Goal of the exercise
Report the count of lines below that include "vous", without any other text.
....
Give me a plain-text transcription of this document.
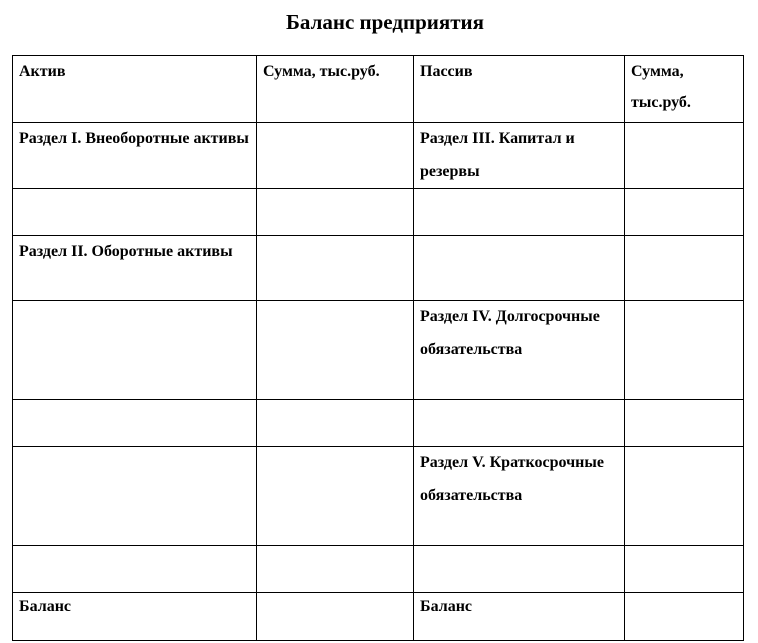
Баланс предприятия
Актив	Сумма, тыс.руб.	Пассив	Сумма, тыс.руб.

Раздел I. Внеоборотные активы		Раздел III. Капитал и резервы	

Раздел II. Оборотные активы			

		Раздел IV. Долгосрочные обязательства	

		Раздел V. Краткосрочные обязательства	

Баланс		Баланс	
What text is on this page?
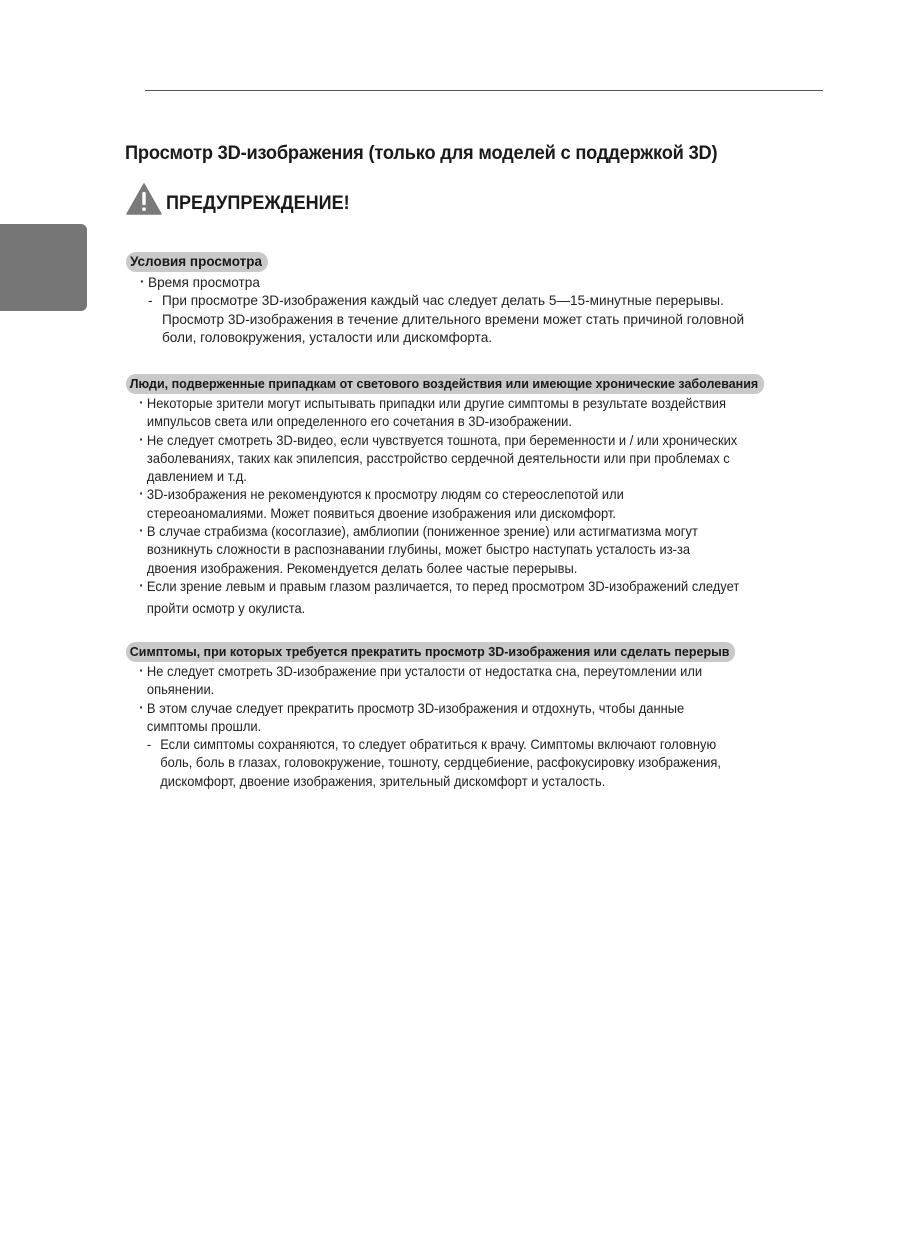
Просмотр 3D-изображения (только для моделей с поддержкой 3D)
ПРЕДУПРЕЖДЕНИЕ!
Условия просмотра
· Время просмотра
- При просмотре 3D-изображения каждый час следует делать 5—15-минутные перерывы.
Просмотр 3D-изображения в течение длительного времени может стать причиной головной
боли, головокружения, усталости или дискомфорта.
Люди, подверженные припадкам от светового воздействия или имеющие хронические заболевания
· Некоторые зрители могут испытывать припадки или другие симптомы в результате воздействия
импульсов света или определенного его сочетания в 3D-изображении.
· Не следует смотреть 3D-видео, если чувствуется тошнота, при беременности и / или хронических
заболеваниях, таких как эпилепсия, расстройство сердечной деятельности или при проблемах с
давлением и т.д.
· 3D-изображения не рекомендуются к просмотру людям со стереослепотой или
стереоаномалиями. Может появиться двоение изображения или дискомфорт.
· В случае страбизма (косоглазие), амблиопии (пониженное зрение) или астигматизма могут
возникнуть сложности в распознавании глубины, может быстро наступать усталость из-за
двоения изображения. Рекомендуется делать более частые перерывы.
· Если зрение левым и правым глазом различается, то перед просмотром 3D-изображений следует
пройти осмотр у окулиста.
Симптомы, при которых требуется прекратить просмотр 3D-изображения или сделать перерыв
· Не следует смотреть 3D-изображение при усталости от недостатка сна, переутомлении или
опьянении.
· В этом случае следует прекратить просмотр 3D-изображения и отдохнуть, чтобы данные
симптомы прошли.
- Если симптомы сохраняются, то следует обратиться к врачу. Симптомы включают головную
боль, боль в глазах, головокружение, тошноту, сердцебиение, расфокусировку изображения,
дискомфорт, двоение изображения, зрительный дискомфорт и усталость.
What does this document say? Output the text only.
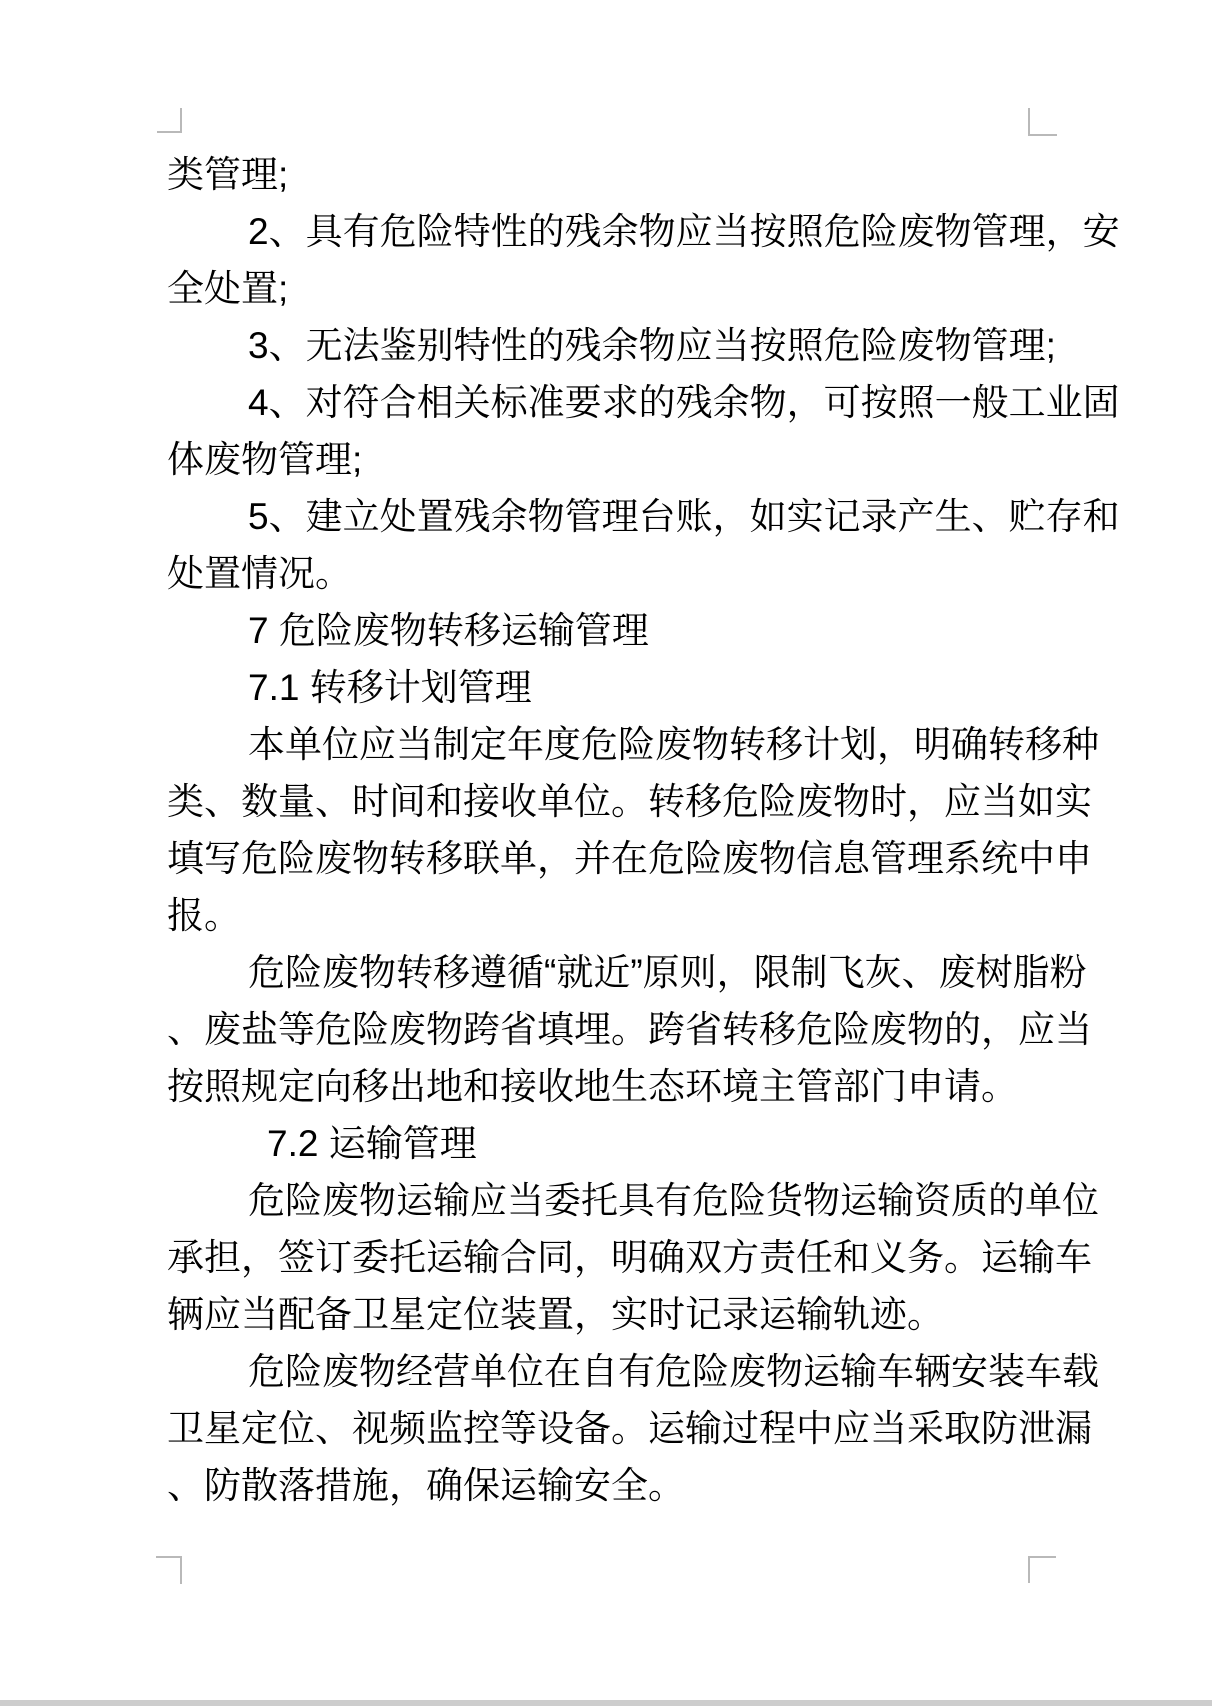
类管理;
2、具有危险特性的残余物应当按照危险废物管理，安
全处置;
3、无法鉴别特性的残余物应当按照危险废物管理;
4、对符合相关标准要求的残余物，可按照一般工业固
体废物管理;
5、建立处置残余物管理台账，如实记录产生、贮存和
处置情况。
7 危险废物转移运输管理
7.1 转移计划管理
本单位应当制定年度危险废物转移计划，明确转移种
类、数量、时间和接收单位。转移危险废物时，应当如实
填写危险废物转移联单，并在危险废物信息管理系统中申
报。
危险废物转移遵循“就近”原则，限制飞灰、废树脂粉
、废盐等危险废物跨省填埋。跨省转移危险废物的，应当
按照规定向移出地和接收地生态环境主管部门申请。
7.2 运输管理
危险废物运输应当委托具有危险货物运输资质的单位
承担，签订委托运输合同，明确双方责任和义务。运输车
辆应当配备卫星定位装置，实时记录运输轨迹。
危险废物经营单位在自有危险废物运输车辆安装车载
卫星定位、视频监控等设备。运输过程中应当采取防泄漏
、防散落措施，确保运输安全。
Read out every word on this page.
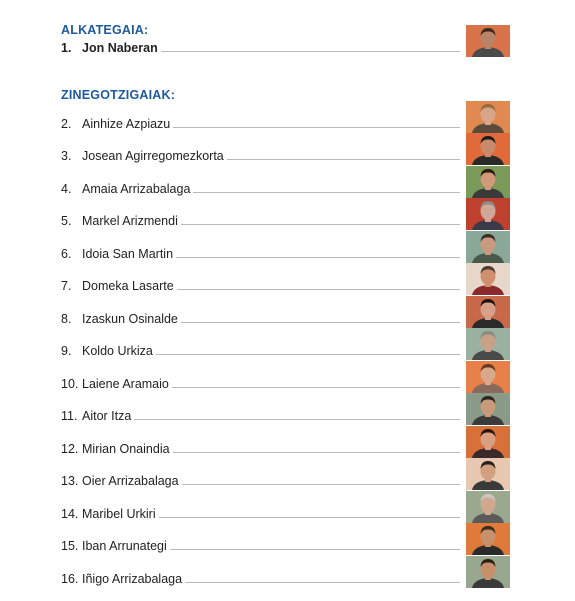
ALKATEGAIA:
ZINEGOTZIGAIAK:
1. Jon Naberan
2. Ainhize Azpiazu
3. Josean Agirregomezkorta
4. Amaia Arrizabalaga
5. Markel Arizmendi
6. Idoia San Martin
7. Domeka Lasarte
8. Izaskun Osinalde
9. Koldo Urkiza
10. Laiene Aramaio
11. Aitor Itza
12. Mirian Onaindia
13. Oier Arrizabalaga
14. Maribel Urkiri
15. Iban Arrunategi
16. Iñigo Arrizabalaga
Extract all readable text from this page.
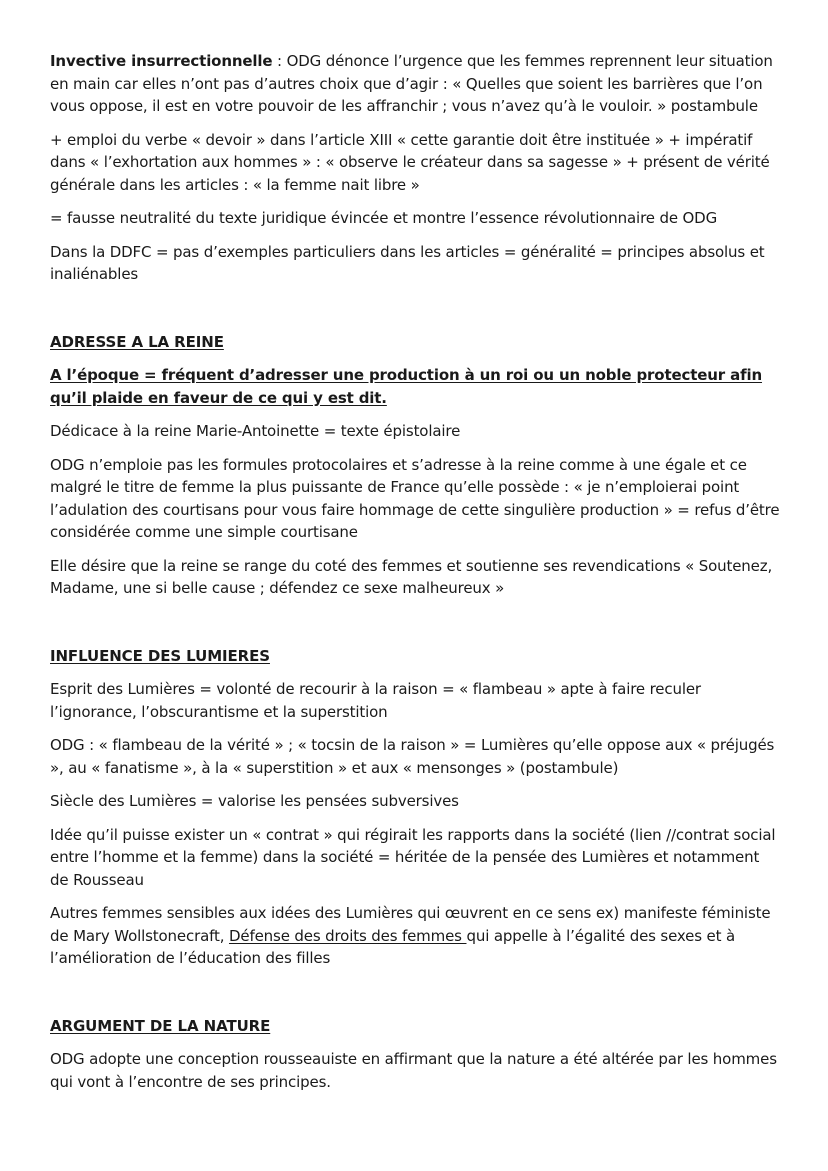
Invective insurrectionnelle : ODG dénonce l’urgence que les femmes reprennent leur situation en main car elles n’ont pas d’autres choix que d’agir : « Quelles que soient les barrières que l’on vous oppose, il est en votre pouvoir de les affranchir ; vous n’avez qu’à le vouloir. » postambule

+ emploi du verbe « devoir » dans l’article XIII « cette garantie doit être instituée » + impératif dans « l’exhortation aux hommes » : « observe le créateur dans sa sagesse » + présent de vérité générale dans les articles : « la femme nait libre »

= fausse neutralité du texte juridique évincée et montre l’essence révolutionnaire de ODG

Dans la DDFC = pas d’exemples particuliers dans les articles = généralité = principes absolus et inaliénables

ADRESSE A LA REINE

A l’époque = fréquent d’adresser une production à un roi ou un noble protecteur afin qu’il plaide en faveur de ce qui y est dit.

Dédicace à la reine Marie-Antoinette = texte épistolaire

ODG n’emploie pas les formules protocolaires et s’adresse à la reine comme à une égale et ce malgré le titre de femme la plus puissante de France qu’elle possède : « je n’emploierai point l’adulation des courtisans pour vous faire hommage de cette singulière production » = refus d’être considérée comme une simple courtisane

Elle désire que la reine se range du coté des femmes et soutienne ses revendications « Soutenez, Madame, une si belle cause ; défendez ce sexe malheureux »

INFLUENCE DES LUMIERES

Esprit des Lumières = volonté de recourir à la raison = « flambeau » apte à faire reculer l’ignorance, l’obscurantisme et la superstition

ODG : « flambeau de la vérité » ; « tocsin de la raison » = Lumières qu’elle oppose aux « préjugés », au « fanatisme », à la « superstition » et aux « mensonges » (postambule)

Siècle des Lumières = valorise les pensées subversives

Idée qu’il puisse exister un « contrat » qui régirait les rapports dans la société (lien //contrat social entre l’homme et la femme) dans la société = héritée de la pensée des Lumières et notamment de Rousseau

Autres femmes sensibles aux idées des Lumières qui œuvrent en ce sens ex) manifeste féministe de Mary Wollstonecraft, Défense des droits des femmes qui appelle à l’égalité des sexes et à l’amélioration de l’éducation des filles

ARGUMENT DE LA NATURE

ODG adopte une conception rousseauiste en affirmant que la nature a été altérée par les hommes qui vont à l’encontre de ses principes.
....
Answer to the problem
2